» **What needs to be done**: Restate the full listing word for word and leave the pictures out.

begin Raw records

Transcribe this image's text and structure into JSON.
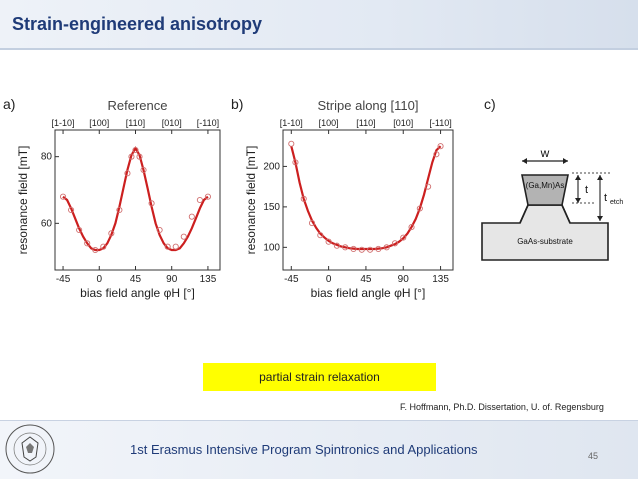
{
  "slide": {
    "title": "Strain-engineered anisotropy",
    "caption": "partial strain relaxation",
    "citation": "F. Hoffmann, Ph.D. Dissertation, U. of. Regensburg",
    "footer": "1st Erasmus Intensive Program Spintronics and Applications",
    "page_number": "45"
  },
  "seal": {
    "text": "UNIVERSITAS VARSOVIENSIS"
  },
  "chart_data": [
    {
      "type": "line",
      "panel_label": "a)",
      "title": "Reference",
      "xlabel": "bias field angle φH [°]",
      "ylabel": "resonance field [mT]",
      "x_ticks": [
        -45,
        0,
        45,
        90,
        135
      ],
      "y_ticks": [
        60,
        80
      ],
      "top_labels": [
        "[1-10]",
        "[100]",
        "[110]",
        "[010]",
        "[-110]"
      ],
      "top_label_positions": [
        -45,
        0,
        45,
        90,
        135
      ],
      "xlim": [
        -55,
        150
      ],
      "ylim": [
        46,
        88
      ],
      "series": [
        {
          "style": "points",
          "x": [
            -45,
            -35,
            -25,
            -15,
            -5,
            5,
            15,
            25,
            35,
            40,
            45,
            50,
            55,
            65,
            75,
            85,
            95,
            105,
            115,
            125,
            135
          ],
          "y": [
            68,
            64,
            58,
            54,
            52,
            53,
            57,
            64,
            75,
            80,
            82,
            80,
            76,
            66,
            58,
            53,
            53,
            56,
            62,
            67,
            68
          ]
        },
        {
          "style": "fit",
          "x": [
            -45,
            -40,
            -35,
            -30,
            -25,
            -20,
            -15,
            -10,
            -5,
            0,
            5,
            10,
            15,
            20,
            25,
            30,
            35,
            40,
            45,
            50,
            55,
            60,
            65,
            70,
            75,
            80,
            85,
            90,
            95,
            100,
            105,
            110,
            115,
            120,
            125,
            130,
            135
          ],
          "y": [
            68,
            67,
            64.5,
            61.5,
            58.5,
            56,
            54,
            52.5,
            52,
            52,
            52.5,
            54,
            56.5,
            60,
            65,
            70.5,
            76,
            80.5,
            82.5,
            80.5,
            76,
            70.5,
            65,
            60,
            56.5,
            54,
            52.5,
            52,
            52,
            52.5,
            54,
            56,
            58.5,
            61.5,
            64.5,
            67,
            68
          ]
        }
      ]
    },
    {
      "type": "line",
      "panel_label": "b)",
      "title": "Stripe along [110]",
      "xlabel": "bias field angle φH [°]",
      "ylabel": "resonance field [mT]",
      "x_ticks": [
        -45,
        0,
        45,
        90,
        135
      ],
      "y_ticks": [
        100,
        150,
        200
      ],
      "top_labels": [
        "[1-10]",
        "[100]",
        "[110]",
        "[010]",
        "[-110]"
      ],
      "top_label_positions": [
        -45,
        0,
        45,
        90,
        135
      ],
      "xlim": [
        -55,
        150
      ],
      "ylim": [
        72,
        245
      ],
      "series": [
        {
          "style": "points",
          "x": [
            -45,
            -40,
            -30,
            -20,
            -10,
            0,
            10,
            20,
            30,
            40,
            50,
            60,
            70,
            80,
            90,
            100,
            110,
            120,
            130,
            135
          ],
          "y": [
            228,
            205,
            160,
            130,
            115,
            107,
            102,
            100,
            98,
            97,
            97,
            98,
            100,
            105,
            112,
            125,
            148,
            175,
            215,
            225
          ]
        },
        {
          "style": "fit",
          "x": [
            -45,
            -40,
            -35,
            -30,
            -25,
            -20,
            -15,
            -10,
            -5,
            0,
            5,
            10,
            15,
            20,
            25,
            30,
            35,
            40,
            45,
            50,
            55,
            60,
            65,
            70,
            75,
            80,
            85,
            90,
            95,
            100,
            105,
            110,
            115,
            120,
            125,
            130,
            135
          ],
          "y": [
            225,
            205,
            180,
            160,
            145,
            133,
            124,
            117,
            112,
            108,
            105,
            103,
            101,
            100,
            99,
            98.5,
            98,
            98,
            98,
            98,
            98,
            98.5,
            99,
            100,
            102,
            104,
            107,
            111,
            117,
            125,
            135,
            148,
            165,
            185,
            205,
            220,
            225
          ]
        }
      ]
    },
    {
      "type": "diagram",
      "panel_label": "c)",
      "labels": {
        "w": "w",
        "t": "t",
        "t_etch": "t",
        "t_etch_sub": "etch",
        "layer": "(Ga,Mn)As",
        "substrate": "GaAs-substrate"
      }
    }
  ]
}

end Raw records

» **Answer to this task**:
Transcribe this image's text and structure into JSON.
{
  "slide": {
    "title": "Strain-engineered anisotropy",
    "caption": "partial strain relaxation",
    "citation": "F. Hoffmann, Ph.D. Dissertation, U. of. Regensburg",
    "footer": "1st Erasmus Intensive Program Spintronics and Applications",
    "page_number": "45"
  },
  "seal": {
    "text": "UNIVERSITAS VARSOVIENSIS"
  },
  "chart_data": [
    {
      "type": "line",
      "panel_label": "a)",
      "title": "Reference",
      "xlabel": "bias field angle φH [°]",
      "ylabel": "resonance field [mT]",
      "x_ticks": [
        -45,
        0,
        45,
        90,
        135
      ],
      "y_ticks": [
        60,
        80
      ],
      "top_labels": [
        "[1-10]",
        "[100]",
        "[110]",
        "[010]",
        "[-110]"
      ],
      "top_label_positions": [
        -45,
        0,
        45,
        90,
        135
      ],
      "xlim": [
        -55,
        150
      ],
      "ylim": [
        46,
        88
      ],
      "series": [
        {
          "style": "points",
          "x": [
            -45,
            -35,
            -25,
            -15,
            -5,
            5,
            15,
            25,
            35,
            40,
            45,
            50,
            55,
            65,
            75,
            85,
            95,
            105,
            115,
            125,
            135
          ],
          "y": [
            68,
            64,
            58,
            54,
            52,
            53,
            57,
            64,
            75,
            80,
            82,
            80,
            76,
            66,
            58,
            53,
            53,
            56,
            62,
            67,
            68
          ]
        },
        {
          "style": "fit",
          "x": [
            -45,
            -40,
            -35,
            -30,
            -25,
            -20,
            -15,
            -10,
            -5,
            0,
            5,
            10,
            15,
            20,
            25,
            30,
            35,
            40,
            45,
            50,
            55,
            60,
            65,
            70,
            75,
            80,
            85,
            90,
            95,
            100,
            105,
            110,
            115,
            120,
            125,
            130,
            135
          ],
          "y": [
            68,
            67,
            64.5,
            61.5,
            58.5,
            56,
            54,
            52.5,
            52,
            52,
            52.5,
            54,
            56.5,
            60,
            65,
            70.5,
            76,
            80.5,
            82.5,
            80.5,
            76,
            70.5,
            65,
            60,
            56.5,
            54,
            52.5,
            52,
            52,
            52.5,
            54,
            56,
            58.5,
            61.5,
            64.5,
            67,
            68
          ]
        }
      ]
    },
    {
      "type": "line",
      "panel_label": "b)",
      "title": "Stripe along [110]",
      "xlabel": "bias field angle φH [°]",
      "ylabel": "resonance field [mT]",
      "x_ticks": [
        -45,
        0,
        45,
        90,
        135
      ],
      "y_ticks": [
        100,
        150,
        200
      ],
      "top_labels": [
        "[1-10]",
        "[100]",
        "[110]",
        "[010]",
        "[-110]"
      ],
      "top_label_positions": [
        -45,
        0,
        45,
        90,
        135
      ],
      "xlim": [
        -55,
        150
      ],
      "ylim": [
        72,
        245
      ],
      "series": [
        {
          "style": "points",
          "x": [
            -45,
            -40,
            -30,
            -20,
            -10,
            0,
            10,
            20,
            30,
            40,
            50,
            60,
            70,
            80,
            90,
            100,
            110,
            120,
            130,
            135
          ],
          "y": [
            228,
            205,
            160,
            130,
            115,
            107,
            102,
            100,
            98,
            97,
            97,
            98,
            100,
            105,
            112,
            125,
            148,
            175,
            215,
            225
          ]
        },
        {
          "style": "fit",
          "x": [
            -45,
            -40,
            -35,
            -30,
            -25,
            -20,
            -15,
            -10,
            -5,
            0,
            5,
            10,
            15,
            20,
            25,
            30,
            35,
            40,
            45,
            50,
            55,
            60,
            65,
            70,
            75,
            80,
            85,
            90,
            95,
            100,
            105,
            110,
            115,
            120,
            125,
            130,
            135
          ],
          "y": [
            225,
            205,
            180,
            160,
            145,
            133,
            124,
            117,
            112,
            108,
            105,
            103,
            101,
            100,
            99,
            98.5,
            98,
            98,
            98,
            98,
            98,
            98.5,
            99,
            100,
            102,
            104,
            107,
            111,
            117,
            125,
            135,
            148,
            165,
            185,
            205,
            220,
            225
          ]
        }
      ]
    },
    {
      "type": "diagram",
      "panel_label": "c)",
      "labels": {
        "w": "w",
        "t": "t",
        "t_etch": "t",
        "t_etch_sub": "etch",
        "layer": "(Ga,Mn)As",
        "substrate": "GaAs-substrate"
      }
    }
  ]
}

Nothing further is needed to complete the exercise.